▶ [Required task]: Leave out the pictures and return every entry exactly as it appears.

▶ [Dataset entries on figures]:
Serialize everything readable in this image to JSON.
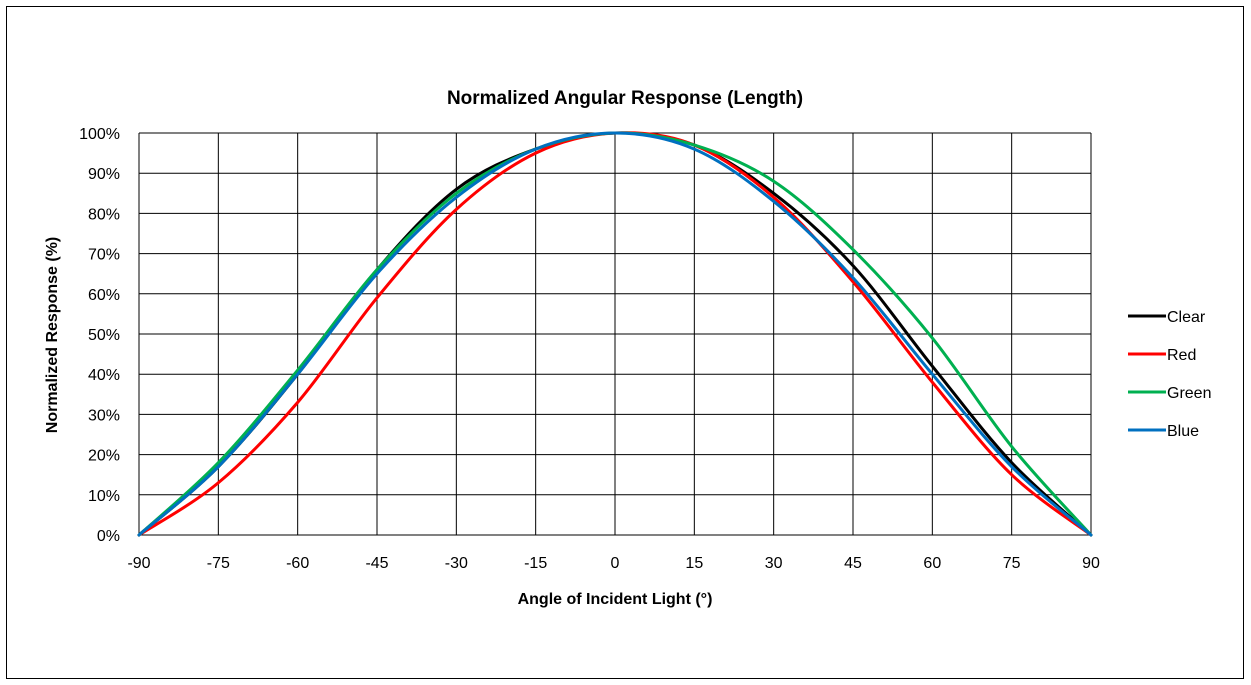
{
  "chart_data": {
    "type": "line",
    "title": "Normalized Angular Response (Length)",
    "xlabel": "Angle of Incident Light (°)",
    "ylabel": "Normalized Response (%)",
    "xlim": [
      -90,
      90
    ],
    "ylim": [
      0,
      100
    ],
    "x_ticks": [
      -90,
      -75,
      -60,
      -45,
      -30,
      -15,
      0,
      15,
      30,
      45,
      60,
      75,
      90
    ],
    "y_ticks": [
      0,
      10,
      20,
      30,
      40,
      50,
      60,
      70,
      80,
      90,
      100
    ],
    "x_tick_labels": [
      "-90",
      "-75",
      "-60",
      "-45",
      "-30",
      "-15",
      "0",
      "15",
      "30",
      "45",
      "60",
      "75",
      "90"
    ],
    "y_tick_labels": [
      "0%",
      "10%",
      "20%",
      "30%",
      "40%",
      "50%",
      "60%",
      "70%",
      "80%",
      "90%",
      "100%"
    ],
    "grid": true,
    "legend_position": "right",
    "x": [
      -90,
      -75,
      -60,
      -45,
      -30,
      -15,
      0,
      15,
      30,
      45,
      60,
      75,
      90
    ],
    "series": [
      {
        "name": "Clear",
        "color": "#000000",
        "values": [
          0,
          17,
          40,
          66,
          86,
          96,
          100,
          97,
          85,
          67,
          42,
          18,
          0
        ]
      },
      {
        "name": "Red",
        "color": "#ff0000",
        "values": [
          0,
          13,
          33,
          59,
          81,
          95,
          100,
          97,
          84,
          63,
          38,
          15,
          0
        ]
      },
      {
        "name": "Green",
        "color": "#00b050",
        "values": [
          0,
          18,
          41,
          66,
          85,
          96,
          100,
          97,
          88,
          71,
          49,
          22,
          0
        ]
      },
      {
        "name": "Blue",
        "color": "#0070c0",
        "values": [
          0,
          17,
          40,
          65,
          84,
          96,
          100,
          96,
          83,
          64,
          40,
          17,
          0
        ]
      }
    ]
  }
}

▶ [Worked solution]:
Serialize everything readable in this image to JSON.
{
  "chart_data": {
    "type": "line",
    "title": "Normalized Angular Response (Length)",
    "xlabel": "Angle of Incident Light (°)",
    "ylabel": "Normalized Response (%)",
    "xlim": [
      -90,
      90
    ],
    "ylim": [
      0,
      100
    ],
    "x_ticks": [
      -90,
      -75,
      -60,
      -45,
      -30,
      -15,
      0,
      15,
      30,
      45,
      60,
      75,
      90
    ],
    "y_ticks": [
      0,
      10,
      20,
      30,
      40,
      50,
      60,
      70,
      80,
      90,
      100
    ],
    "x_tick_labels": [
      "-90",
      "-75",
      "-60",
      "-45",
      "-30",
      "-15",
      "0",
      "15",
      "30",
      "45",
      "60",
      "75",
      "90"
    ],
    "y_tick_labels": [
      "0%",
      "10%",
      "20%",
      "30%",
      "40%",
      "50%",
      "60%",
      "70%",
      "80%",
      "90%",
      "100%"
    ],
    "grid": true,
    "legend_position": "right",
    "x": [
      -90,
      -75,
      -60,
      -45,
      -30,
      -15,
      0,
      15,
      30,
      45,
      60,
      75,
      90
    ],
    "series": [
      {
        "name": "Clear",
        "color": "#000000",
        "values": [
          0,
          17,
          40,
          66,
          86,
          96,
          100,
          97,
          85,
          67,
          42,
          18,
          0
        ]
      },
      {
        "name": "Red",
        "color": "#ff0000",
        "values": [
          0,
          13,
          33,
          59,
          81,
          95,
          100,
          97,
          84,
          63,
          38,
          15,
          0
        ]
      },
      {
        "name": "Green",
        "color": "#00b050",
        "values": [
          0,
          18,
          41,
          66,
          85,
          96,
          100,
          97,
          88,
          71,
          49,
          22,
          0
        ]
      },
      {
        "name": "Blue",
        "color": "#0070c0",
        "values": [
          0,
          17,
          40,
          65,
          84,
          96,
          100,
          96,
          83,
          64,
          40,
          17,
          0
        ]
      }
    ]
  }
}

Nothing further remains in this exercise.